Passage shown =>
# # #

To highlight the flaws in this approach with an analogy, imagine you are on a flight with 250 people landing in a foreign country. There are two customs officials designated at the immigration counters to check the paperwork of those landing, carry out searches and inspect for illegal contraband or undeclared goods.
If you are tasked with running this operation in a way which produces the highest benefit for the lowest investment in resources, would you use those scarce resources to carry out a cursory check of the baggage of a random sample of people in the hope of success? Or would you use analytics to identify higher risk travelers, such as those without an obvious reason for travel, those who pay cash for their ticket at the airport or those traveling from high-risk locations. The approach you choose can make the difference between a 1 percent success rate on a random sample, or a 30 percent success rate based on a high-risk group. Of course, you would likely choose the latter.
Tax audits are no different to the airport analogy. Tax officials will use data points they already have to risk profile higher-risk transactions or events and analyze that data to determine their audit targets. Furthermore, with the advent of real- time reporting and other similar initiatives, the tax authority may even know the answer to their query before they even contact you.

# # #

What to do =>
• 1. In the passage on tax audits, how many customs officials are at the immigration counters in the airport analogy?
• 2. Proceed with the passage on tax audits from where it stops.

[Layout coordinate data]

# # #

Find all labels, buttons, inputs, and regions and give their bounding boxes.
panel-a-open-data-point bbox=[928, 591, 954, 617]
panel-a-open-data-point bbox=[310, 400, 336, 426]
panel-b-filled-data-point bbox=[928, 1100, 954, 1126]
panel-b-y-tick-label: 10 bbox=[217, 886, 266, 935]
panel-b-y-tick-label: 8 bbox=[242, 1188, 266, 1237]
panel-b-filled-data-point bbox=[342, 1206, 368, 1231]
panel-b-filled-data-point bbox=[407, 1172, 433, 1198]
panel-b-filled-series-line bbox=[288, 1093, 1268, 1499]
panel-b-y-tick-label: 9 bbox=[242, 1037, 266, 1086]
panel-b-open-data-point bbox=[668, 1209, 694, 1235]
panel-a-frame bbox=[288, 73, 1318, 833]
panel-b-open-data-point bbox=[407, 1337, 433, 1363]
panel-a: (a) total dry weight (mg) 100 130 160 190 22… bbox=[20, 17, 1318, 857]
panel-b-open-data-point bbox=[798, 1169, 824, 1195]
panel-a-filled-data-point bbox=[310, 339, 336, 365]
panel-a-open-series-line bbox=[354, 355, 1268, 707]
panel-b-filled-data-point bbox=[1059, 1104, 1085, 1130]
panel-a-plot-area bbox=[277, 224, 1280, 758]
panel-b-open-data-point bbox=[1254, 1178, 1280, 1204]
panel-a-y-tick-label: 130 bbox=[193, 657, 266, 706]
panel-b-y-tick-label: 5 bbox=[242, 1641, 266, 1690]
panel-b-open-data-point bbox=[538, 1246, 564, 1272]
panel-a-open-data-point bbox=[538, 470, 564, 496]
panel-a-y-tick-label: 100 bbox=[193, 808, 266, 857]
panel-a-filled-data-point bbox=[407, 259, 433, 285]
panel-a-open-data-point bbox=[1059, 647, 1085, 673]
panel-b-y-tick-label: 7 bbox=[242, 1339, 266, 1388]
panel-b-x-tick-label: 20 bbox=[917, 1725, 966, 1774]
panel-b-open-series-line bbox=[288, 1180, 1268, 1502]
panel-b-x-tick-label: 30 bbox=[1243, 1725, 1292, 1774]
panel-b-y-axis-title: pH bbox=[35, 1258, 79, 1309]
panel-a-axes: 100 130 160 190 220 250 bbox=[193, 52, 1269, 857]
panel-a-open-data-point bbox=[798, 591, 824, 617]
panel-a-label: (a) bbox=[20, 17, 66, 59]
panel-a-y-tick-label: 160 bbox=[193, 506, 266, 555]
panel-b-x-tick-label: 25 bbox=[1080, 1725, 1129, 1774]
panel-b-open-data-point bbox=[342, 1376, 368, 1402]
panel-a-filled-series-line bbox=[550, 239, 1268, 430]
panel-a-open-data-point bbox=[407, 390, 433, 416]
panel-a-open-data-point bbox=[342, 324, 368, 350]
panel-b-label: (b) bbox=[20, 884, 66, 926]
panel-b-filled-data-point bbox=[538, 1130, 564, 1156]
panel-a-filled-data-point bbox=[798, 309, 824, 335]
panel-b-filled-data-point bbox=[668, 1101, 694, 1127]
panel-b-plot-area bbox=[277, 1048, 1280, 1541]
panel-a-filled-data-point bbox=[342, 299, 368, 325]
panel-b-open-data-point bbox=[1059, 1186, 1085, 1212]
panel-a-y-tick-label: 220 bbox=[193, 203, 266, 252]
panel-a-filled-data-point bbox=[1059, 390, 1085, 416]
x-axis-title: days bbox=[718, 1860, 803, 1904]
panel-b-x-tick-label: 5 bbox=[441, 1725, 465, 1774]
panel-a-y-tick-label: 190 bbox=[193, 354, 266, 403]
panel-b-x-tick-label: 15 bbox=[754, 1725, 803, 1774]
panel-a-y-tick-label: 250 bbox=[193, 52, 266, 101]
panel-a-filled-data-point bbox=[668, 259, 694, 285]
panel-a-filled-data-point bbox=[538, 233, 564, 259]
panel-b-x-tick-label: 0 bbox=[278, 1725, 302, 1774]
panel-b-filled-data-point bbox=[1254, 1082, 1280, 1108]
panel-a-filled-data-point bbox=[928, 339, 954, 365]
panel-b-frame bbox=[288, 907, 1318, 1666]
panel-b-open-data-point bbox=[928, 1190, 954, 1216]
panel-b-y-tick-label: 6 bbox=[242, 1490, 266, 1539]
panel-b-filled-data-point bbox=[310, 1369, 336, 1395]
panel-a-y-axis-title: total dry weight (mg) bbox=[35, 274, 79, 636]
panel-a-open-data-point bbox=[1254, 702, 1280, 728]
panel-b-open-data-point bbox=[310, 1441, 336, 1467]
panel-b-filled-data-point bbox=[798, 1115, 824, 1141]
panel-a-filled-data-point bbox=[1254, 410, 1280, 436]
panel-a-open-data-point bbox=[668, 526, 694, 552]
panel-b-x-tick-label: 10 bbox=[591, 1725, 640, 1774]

# # #

Written answers =>
• 1. Two customs officials.

• 2.
In short, the tax audit has already begun before you are even notified.
When a business does not manage its compliance obligations, it is rarely due to deliberate malfeasance. Most times, non-compliance is a result of a lack of controls or governance, deficiencies in training or education, or poor quality data.
The corollary of this is that high levels of compliance are fueled by high-quality trusted data, which feed effective controls, strong governance, and are supported by capable people — together this is often referred to as a tax control framework. A number of tax authorities around the world have grasped the importance of the tax control framework to achieving effective compliance outcomes; for example, the Netherlands with its ‘horizontal monitoring’, Singapore with its ‘Assisted Compliance Assurance Program’, and the UK with its ‘Senior Accounting Officer’ role requirements.
A recent KPMG Global Tax Department Benchmarking study4 highlighted the fact that a staggering 41 percent of respondents had no formal tax code of conduct or control framework to frame risk tolerance and tax decisions.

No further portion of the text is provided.